**OBJETIVO:**
Transcreva sem nenhuma alteração as entradas, começando pela primeira e parando depois da linha que contém "spectrum-bar: This School". Essa última linha também deve ser incluída.
::: DADOS DA TAREFA
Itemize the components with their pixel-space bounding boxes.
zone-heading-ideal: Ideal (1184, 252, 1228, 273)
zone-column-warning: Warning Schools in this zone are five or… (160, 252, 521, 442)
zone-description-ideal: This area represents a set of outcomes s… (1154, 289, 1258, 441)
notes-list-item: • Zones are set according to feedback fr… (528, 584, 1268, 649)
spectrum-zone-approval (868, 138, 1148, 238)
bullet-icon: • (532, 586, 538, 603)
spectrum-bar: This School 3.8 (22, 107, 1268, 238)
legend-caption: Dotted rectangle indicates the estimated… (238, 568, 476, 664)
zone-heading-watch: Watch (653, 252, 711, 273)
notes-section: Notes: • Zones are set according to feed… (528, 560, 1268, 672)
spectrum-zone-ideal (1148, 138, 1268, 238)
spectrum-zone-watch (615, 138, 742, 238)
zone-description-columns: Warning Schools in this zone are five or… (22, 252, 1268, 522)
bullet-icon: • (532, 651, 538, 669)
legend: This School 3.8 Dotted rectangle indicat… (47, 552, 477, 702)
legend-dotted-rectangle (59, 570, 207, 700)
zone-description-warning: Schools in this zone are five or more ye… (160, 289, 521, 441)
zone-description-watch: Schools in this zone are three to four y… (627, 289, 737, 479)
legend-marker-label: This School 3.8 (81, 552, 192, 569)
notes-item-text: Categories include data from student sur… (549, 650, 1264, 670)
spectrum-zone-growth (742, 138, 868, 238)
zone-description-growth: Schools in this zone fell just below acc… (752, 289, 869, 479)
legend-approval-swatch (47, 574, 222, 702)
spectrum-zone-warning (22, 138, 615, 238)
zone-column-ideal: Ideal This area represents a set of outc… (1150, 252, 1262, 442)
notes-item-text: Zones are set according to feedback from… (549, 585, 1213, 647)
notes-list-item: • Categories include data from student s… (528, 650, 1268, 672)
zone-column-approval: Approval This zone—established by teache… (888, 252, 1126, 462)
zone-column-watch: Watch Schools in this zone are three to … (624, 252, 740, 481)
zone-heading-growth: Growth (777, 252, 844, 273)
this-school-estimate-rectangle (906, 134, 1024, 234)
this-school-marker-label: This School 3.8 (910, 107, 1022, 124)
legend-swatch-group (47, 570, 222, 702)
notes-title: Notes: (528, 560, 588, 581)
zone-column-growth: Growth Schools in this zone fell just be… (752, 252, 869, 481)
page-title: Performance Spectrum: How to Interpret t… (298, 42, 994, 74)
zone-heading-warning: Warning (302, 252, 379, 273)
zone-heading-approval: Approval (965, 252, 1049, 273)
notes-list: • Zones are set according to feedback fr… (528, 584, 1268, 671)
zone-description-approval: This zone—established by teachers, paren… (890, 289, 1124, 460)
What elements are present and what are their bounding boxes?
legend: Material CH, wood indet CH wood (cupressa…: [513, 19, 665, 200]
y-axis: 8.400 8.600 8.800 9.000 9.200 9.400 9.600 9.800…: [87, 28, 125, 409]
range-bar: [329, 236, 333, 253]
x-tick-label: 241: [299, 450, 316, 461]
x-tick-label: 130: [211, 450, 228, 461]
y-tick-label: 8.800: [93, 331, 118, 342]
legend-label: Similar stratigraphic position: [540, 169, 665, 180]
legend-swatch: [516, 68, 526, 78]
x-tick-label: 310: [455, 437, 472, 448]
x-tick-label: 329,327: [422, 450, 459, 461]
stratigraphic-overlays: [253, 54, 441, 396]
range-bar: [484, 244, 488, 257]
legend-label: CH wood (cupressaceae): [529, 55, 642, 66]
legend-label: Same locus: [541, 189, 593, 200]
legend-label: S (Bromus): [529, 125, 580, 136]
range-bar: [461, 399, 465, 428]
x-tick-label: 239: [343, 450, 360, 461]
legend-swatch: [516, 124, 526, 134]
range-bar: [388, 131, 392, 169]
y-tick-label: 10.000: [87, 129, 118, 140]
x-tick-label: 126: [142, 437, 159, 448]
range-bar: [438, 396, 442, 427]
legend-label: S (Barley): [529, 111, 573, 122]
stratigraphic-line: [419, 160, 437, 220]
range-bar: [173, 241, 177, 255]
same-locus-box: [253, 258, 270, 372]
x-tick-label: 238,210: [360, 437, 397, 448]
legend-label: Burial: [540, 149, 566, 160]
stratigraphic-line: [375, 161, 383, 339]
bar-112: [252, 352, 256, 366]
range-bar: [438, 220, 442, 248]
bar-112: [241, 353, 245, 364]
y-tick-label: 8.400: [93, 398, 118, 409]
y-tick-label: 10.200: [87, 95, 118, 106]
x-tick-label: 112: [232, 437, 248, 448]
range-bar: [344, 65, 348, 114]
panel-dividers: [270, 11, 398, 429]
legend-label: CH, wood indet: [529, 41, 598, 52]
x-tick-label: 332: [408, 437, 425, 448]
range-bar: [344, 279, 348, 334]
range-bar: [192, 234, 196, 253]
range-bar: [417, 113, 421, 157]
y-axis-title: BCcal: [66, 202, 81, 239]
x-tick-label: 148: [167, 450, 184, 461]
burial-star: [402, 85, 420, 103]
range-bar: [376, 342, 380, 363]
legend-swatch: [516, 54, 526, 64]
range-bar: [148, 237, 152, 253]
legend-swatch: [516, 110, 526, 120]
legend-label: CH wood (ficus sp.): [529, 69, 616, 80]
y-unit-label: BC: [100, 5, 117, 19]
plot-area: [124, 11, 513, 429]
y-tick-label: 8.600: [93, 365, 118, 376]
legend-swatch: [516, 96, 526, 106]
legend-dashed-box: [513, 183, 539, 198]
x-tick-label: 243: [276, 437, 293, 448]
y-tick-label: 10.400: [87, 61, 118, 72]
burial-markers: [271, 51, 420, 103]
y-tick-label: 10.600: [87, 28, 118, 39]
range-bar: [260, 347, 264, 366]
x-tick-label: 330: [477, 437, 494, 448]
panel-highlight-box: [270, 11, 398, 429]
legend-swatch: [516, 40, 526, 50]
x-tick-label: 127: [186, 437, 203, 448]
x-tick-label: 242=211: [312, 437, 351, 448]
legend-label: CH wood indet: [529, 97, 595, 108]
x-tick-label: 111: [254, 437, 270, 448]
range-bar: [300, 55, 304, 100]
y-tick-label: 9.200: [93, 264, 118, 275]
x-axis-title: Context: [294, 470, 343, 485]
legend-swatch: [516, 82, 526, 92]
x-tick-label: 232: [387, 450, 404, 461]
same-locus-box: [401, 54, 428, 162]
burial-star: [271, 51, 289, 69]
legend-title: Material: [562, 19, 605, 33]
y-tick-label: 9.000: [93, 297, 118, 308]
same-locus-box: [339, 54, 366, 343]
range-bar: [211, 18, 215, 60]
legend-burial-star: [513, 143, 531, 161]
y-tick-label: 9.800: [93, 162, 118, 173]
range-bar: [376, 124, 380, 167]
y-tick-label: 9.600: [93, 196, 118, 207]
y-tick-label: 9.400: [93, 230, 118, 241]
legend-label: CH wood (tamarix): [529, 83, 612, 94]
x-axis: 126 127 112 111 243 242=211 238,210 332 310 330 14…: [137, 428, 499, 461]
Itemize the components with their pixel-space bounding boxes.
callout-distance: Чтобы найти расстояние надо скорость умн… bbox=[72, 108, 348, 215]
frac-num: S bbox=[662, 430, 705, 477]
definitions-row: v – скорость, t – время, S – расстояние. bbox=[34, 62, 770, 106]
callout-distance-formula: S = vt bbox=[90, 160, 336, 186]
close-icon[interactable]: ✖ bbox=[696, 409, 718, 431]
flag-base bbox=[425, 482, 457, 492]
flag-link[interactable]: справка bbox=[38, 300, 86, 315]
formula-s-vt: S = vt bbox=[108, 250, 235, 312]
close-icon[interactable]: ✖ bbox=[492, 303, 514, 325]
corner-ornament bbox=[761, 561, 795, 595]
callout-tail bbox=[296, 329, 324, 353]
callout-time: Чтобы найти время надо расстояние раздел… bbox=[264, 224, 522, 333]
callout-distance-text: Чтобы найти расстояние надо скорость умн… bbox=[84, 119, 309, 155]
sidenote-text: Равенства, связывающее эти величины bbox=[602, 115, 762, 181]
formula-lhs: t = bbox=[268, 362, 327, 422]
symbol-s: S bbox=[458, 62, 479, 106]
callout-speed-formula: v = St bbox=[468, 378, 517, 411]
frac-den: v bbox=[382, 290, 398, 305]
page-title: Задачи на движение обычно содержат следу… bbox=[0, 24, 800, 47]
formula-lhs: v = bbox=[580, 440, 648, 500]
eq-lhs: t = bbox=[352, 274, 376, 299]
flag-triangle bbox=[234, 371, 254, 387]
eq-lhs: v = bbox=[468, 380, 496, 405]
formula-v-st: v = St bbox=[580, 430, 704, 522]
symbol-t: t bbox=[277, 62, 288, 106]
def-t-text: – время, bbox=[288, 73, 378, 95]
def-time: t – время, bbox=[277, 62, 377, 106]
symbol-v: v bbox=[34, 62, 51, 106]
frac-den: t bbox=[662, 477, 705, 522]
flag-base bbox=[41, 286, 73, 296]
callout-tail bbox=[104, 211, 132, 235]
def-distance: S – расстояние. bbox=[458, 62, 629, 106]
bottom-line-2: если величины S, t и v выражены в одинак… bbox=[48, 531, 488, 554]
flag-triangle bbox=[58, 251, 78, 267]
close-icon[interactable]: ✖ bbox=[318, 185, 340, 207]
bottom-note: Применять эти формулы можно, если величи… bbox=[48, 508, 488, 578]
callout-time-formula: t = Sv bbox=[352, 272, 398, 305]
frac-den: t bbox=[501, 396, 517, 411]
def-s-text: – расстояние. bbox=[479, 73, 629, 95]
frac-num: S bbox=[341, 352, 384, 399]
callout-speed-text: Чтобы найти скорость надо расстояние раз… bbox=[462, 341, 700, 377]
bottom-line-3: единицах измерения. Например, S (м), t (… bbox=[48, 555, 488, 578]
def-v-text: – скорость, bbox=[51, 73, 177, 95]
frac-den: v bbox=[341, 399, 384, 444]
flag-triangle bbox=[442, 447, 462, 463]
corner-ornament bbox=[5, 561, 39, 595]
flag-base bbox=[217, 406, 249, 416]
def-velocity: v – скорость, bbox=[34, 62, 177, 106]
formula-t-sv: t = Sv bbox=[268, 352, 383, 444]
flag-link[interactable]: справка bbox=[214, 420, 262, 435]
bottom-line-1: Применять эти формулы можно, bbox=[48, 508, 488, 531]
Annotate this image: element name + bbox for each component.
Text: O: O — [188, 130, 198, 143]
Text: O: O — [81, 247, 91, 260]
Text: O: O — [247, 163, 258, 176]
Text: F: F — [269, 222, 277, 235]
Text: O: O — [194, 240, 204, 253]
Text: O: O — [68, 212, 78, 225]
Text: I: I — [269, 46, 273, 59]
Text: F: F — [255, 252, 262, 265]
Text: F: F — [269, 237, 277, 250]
::::::
**RESPOSTA COMPLETA:**
Itemize the components with their pixel-space bounding boxes.
zone-heading-ideal: Ideal (1184, 252, 1228, 273)
zone-column-warning: Warning Schools in this zone are five or… (160, 252, 521, 442)
zone-description-ideal: This area represents a set of outcomes s… (1154, 289, 1258, 441)
notes-list-item: • Zones are set according to feedback fr… (528, 584, 1268, 649)
spectrum-zone-approval (868, 138, 1148, 238)
bullet-icon: • (532, 586, 538, 603)
spectrum-bar: This School 3.8 (22, 107, 1268, 238)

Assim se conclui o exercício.